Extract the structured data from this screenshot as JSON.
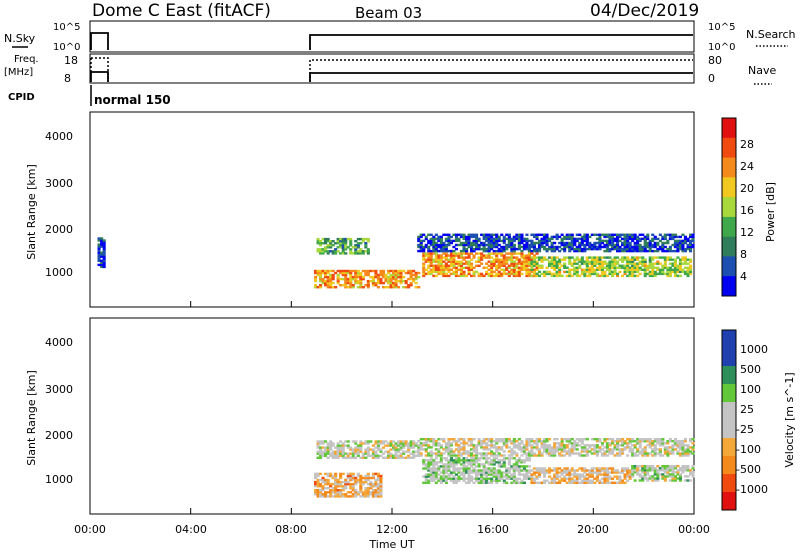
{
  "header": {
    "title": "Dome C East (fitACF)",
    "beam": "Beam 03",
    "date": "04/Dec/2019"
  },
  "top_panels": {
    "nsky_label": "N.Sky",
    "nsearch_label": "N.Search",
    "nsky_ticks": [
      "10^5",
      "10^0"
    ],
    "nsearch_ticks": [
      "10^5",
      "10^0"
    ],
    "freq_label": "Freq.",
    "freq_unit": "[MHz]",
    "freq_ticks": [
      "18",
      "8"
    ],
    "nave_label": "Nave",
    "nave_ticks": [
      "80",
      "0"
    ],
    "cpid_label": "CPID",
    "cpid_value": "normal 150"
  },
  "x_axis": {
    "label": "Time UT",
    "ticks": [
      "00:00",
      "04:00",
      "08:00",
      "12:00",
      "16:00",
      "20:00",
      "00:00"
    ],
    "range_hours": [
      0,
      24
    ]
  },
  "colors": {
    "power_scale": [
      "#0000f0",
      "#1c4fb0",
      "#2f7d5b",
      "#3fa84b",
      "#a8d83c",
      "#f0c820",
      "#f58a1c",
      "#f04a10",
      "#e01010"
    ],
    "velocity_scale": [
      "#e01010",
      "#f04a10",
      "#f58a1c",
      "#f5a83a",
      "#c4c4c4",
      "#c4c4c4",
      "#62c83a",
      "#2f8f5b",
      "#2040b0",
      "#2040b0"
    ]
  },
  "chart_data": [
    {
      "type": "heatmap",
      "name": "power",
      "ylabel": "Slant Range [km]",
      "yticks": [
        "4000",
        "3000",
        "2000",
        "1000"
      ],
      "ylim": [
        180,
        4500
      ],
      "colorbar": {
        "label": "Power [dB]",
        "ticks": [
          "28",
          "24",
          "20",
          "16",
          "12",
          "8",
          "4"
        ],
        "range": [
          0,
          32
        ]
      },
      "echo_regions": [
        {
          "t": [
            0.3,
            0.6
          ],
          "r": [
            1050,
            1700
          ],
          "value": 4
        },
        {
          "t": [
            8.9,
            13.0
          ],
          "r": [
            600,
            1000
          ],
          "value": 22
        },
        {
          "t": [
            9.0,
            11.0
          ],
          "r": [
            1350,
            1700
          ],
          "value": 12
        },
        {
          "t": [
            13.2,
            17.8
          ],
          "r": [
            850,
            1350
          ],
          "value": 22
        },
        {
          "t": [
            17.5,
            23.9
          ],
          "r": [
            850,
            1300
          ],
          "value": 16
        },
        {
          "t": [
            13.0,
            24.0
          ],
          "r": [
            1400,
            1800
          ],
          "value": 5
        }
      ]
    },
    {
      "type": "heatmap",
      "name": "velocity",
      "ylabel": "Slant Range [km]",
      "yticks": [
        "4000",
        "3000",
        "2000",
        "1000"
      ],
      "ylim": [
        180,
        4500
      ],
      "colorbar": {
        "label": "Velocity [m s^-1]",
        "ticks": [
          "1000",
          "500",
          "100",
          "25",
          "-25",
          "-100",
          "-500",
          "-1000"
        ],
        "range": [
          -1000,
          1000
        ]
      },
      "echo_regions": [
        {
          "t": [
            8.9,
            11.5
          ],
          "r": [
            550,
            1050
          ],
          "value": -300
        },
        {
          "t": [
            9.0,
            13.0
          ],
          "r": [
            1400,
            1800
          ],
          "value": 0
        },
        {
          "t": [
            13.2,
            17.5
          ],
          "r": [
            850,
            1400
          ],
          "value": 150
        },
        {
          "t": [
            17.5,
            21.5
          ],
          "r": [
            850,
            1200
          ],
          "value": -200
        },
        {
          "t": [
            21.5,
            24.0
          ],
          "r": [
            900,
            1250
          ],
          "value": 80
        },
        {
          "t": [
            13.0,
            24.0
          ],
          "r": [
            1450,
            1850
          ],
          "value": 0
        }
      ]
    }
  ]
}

▬▬▬▬▬▬

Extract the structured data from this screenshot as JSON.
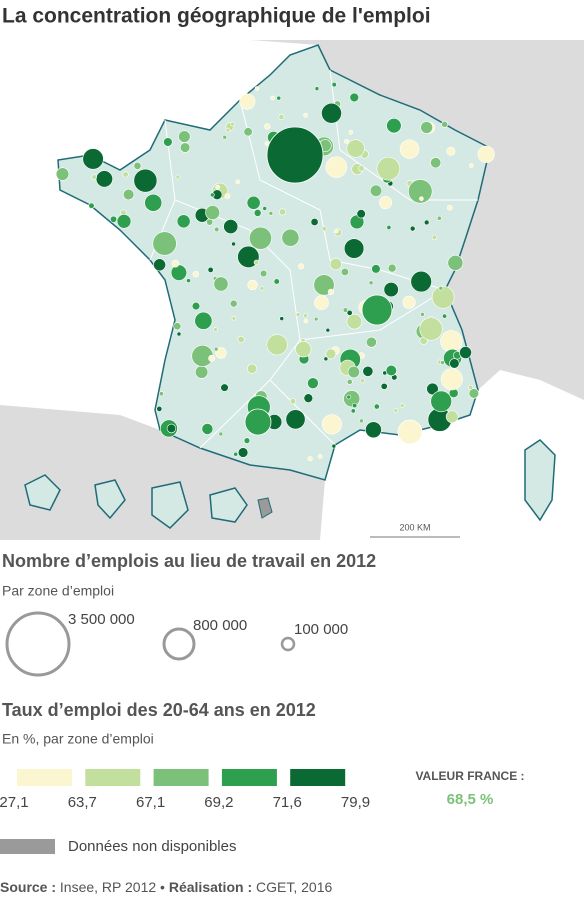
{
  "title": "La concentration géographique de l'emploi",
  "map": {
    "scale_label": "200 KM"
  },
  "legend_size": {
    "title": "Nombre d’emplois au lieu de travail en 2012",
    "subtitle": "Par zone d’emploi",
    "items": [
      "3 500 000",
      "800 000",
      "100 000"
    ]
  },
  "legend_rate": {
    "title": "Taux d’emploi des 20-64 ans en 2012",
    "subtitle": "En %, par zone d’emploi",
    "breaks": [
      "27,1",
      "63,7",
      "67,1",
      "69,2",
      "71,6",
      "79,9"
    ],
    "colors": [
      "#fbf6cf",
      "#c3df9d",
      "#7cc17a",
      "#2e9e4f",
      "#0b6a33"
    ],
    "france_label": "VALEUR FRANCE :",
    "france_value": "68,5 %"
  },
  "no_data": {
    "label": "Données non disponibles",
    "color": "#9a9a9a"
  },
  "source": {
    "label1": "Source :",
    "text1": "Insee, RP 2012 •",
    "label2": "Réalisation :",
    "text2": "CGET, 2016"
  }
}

▬▬▬▬▬▬

Aim ▸
Return every line in the listing that contains the word "subtitle".

Answer for this exercise ▸
    "subtitle": "Par zone d’emploi",
    "subtitle": "En %, par zone d’emploi",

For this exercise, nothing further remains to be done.